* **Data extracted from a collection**
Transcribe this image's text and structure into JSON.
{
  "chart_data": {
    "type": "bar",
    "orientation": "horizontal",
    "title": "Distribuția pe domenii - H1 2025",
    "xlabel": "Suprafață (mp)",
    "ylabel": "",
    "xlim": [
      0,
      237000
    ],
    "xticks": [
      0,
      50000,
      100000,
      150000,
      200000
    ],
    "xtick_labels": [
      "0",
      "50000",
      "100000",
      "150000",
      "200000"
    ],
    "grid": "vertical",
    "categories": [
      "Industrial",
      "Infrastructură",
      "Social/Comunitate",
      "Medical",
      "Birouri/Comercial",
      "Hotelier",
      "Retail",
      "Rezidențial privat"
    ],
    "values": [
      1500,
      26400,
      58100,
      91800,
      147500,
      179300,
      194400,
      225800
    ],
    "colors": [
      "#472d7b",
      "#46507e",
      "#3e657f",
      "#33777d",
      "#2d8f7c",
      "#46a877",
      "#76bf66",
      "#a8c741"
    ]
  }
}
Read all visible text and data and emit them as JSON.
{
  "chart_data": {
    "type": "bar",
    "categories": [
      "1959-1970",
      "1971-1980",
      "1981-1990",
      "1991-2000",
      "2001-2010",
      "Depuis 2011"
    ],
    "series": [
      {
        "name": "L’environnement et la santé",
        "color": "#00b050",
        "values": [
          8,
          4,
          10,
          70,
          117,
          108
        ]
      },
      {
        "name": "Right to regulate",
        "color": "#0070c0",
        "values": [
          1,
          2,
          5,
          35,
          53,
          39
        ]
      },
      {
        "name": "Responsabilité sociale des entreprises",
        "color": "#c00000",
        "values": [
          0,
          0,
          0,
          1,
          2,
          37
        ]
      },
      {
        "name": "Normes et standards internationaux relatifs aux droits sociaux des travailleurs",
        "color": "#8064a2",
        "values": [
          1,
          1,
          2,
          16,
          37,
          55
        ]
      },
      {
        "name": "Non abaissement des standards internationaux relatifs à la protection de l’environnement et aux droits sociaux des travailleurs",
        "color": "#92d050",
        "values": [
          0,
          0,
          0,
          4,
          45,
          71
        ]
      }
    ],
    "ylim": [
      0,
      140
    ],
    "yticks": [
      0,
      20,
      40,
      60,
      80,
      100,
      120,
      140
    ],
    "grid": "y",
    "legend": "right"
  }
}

* **WORK TO DO**
Please reproduce every line of the material word for word.

* **TASK SOLUTION**
Transcribe this image's text and structure into JSON.
{
  "chart_data": {
    "type": "bar",
    "orientation": "horizontal",
    "title": "Distribuția pe domenii - H1 2025",
    "xlabel": "Suprafață (mp)",
    "ylabel": "",
    "xlim": [
      0,
      237000
    ],
    "xticks": [
      0,
      50000,
      100000,
      150000,
      200000
    ],
    "xtick_labels": [
      "0",
      "50000",
      "100000",
      "150000",
      "200000"
    ],
    "grid": "vertical",
    "categories": [
      "Industrial",
      "Infrastructură",
      "Social/Comunitate",
      "Medical",
      "Birouri/Comercial",
      "Hotelier",
      "Retail",
      "Rezidențial privat"
    ],
    "values": [
      1500,
      26400,
      58100,
      91800,
      147500,
      179300,
      194400,
      225800
    ],
    "colors": [
      "#472d7b",
      "#46507e",
      "#3e657f",
      "#33777d",
      "#2d8f7c",
      "#46a877",
      "#76bf66",
      "#a8c741"
    ]
  }
}
Read all visible text and data and emit them as JSON.
{
  "chart_data": {
    "type": "bar",
    "categories": [
      "1959-1970",
      "1971-1980",
      "1981-1990",
      "1991-2000",
      "2001-2010",
      "Depuis 2011"
    ],
    "series": [
      {
        "name": "L’environnement et la santé",
        "color": "#00b050",
        "values": [
          8,
          4,
          10,
          70,
          117,
          108
        ]
      },
      {
        "name": "Right to regulate",
        "color": "#0070c0",
        "values": [
          1,
          2,
          5,
          35,
          53,
          39
        ]
      },
      {
        "name": "Responsabilité sociale des entreprises",
        "color": "#c00000",
        "values": [
          0,
          0,
          0,
          1,
          2,
          37
        ]
      },
      {
        "name": "Normes et standards internationaux relatifs aux droits sociaux des travailleurs",
        "color": "#8064a2",
        "values": [
          1,
          1,
          2,
          16,
          37,
          55
        ]
      },
      {
        "name": "Non abaissement des standards internationaux relatifs à la protection de l’environnement et aux droits sociaux des travailleurs",
        "color": "#92d050",
        "values": [
          0,
          0,
          0,
          4,
          45,
          71
        ]
      }
    ],
    "ylim": [
      0,
      140
    ],
    "yticks": [
      0,
      20,
      40,
      60,
      80,
      100,
      120,
      140
    ],
    "grid": "y",
    "legend": "right"
  }
}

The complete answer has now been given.